-- Start of Recorded data --

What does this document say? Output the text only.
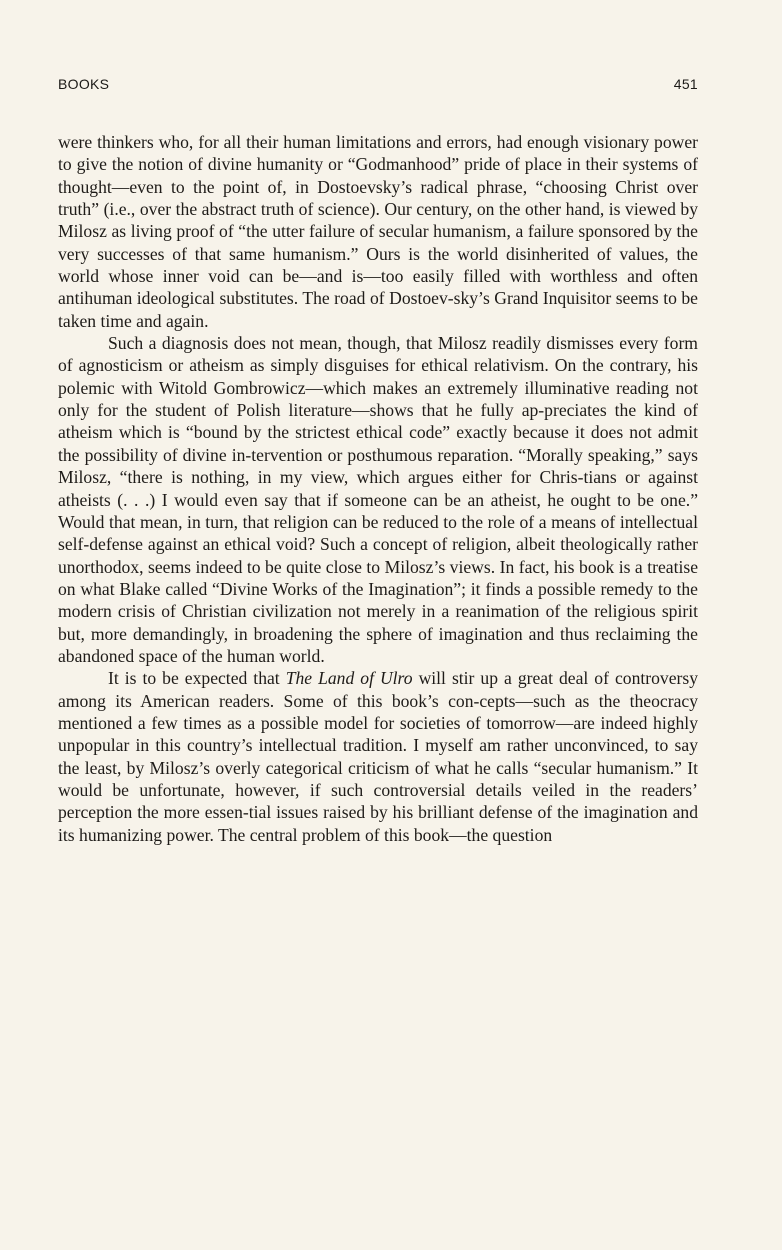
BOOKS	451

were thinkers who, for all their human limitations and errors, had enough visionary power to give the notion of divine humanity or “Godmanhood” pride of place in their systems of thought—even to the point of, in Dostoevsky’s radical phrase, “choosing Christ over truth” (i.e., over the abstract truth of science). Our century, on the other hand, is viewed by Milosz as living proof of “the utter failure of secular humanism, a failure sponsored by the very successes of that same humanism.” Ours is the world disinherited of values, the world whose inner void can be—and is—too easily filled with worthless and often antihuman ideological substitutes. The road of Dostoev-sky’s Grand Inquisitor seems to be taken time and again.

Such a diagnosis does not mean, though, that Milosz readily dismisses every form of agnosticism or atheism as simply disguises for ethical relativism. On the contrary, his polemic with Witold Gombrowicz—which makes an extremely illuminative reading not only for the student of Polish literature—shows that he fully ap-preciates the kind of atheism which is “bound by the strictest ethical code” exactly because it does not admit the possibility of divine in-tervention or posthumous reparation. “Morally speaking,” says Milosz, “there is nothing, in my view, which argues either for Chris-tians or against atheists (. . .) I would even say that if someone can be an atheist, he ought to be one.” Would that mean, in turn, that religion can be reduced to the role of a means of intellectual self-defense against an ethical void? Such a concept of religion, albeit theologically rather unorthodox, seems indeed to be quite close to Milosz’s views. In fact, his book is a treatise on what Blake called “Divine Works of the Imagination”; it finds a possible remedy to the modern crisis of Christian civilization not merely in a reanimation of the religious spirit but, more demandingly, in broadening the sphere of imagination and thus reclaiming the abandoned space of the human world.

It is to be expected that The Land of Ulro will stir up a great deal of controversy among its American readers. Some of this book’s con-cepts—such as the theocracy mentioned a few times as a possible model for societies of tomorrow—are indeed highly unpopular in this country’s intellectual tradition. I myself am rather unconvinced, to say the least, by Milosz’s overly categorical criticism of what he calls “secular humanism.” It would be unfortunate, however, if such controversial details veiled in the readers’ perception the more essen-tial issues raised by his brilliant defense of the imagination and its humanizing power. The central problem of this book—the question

-- End of Recorded data --

__Goal__. Exclude the pictures and repeat every other part of the records word for word.

__Final result__.
What does this document say? Output the text only.
BOOKS	451

were thinkers who, for all their human limitations and errors, had enough visionary power to give the notion of divine humanity or “Godmanhood” pride of place in their systems of thought—even to the point of, in Dostoevsky’s radical phrase, “choosing Christ over truth” (i.e., over the abstract truth of science). Our century, on the other hand, is viewed by Milosz as living proof of “the utter failure of secular humanism, a failure sponsored by the very successes of that same humanism.” Ours is the world disinherited of values, the world whose inner void can be—and is—too easily filled with worthless and often antihuman ideological substitutes. The road of Dostoev-sky’s Grand Inquisitor seems to be taken time and again.

Such a diagnosis does not mean, though, that Milosz readily dismisses every form of agnosticism or atheism as simply disguises for ethical relativism. On the contrary, his polemic with Witold Gombrowicz—which makes an extremely illuminative reading not only for the student of Polish literature—shows that he fully ap-preciates the kind of atheism which is “bound by the strictest ethical code” exactly because it does not admit the possibility of divine in-tervention or posthumous reparation. “Morally speaking,” says Milosz, “there is nothing, in my view, which argues either for Chris-tians or against atheists (. . .) I would even say that if someone can be an atheist, he ought to be one.” Would that mean, in turn, that religion can be reduced to the role of a means of intellectual self-defense against an ethical void? Such a concept of religion, albeit theologically rather unorthodox, seems indeed to be quite close to Milosz’s views. In fact, his book is a treatise on what Blake called “Divine Works of the Imagination”; it finds a possible remedy to the modern crisis of Christian civilization not merely in a reanimation of the religious spirit but, more demandingly, in broadening the sphere of imagination and thus reclaiming the abandoned space of the human world.

It is to be expected that The Land of Ulro will stir up a great deal of controversy among its American readers. Some of this book’s con-cepts—such as the theocracy mentioned a few times as a possible model for societies of tomorrow—are indeed highly unpopular in this country’s intellectual tradition. I myself am rather unconvinced, to say the least, by Milosz’s overly categorical criticism of what he calls “secular humanism.” It would be unfortunate, however, if such controversial details veiled in the readers’ perception the more essen-tial issues raised by his brilliant defense of the imagination and its humanizing power. The central problem of this book—the question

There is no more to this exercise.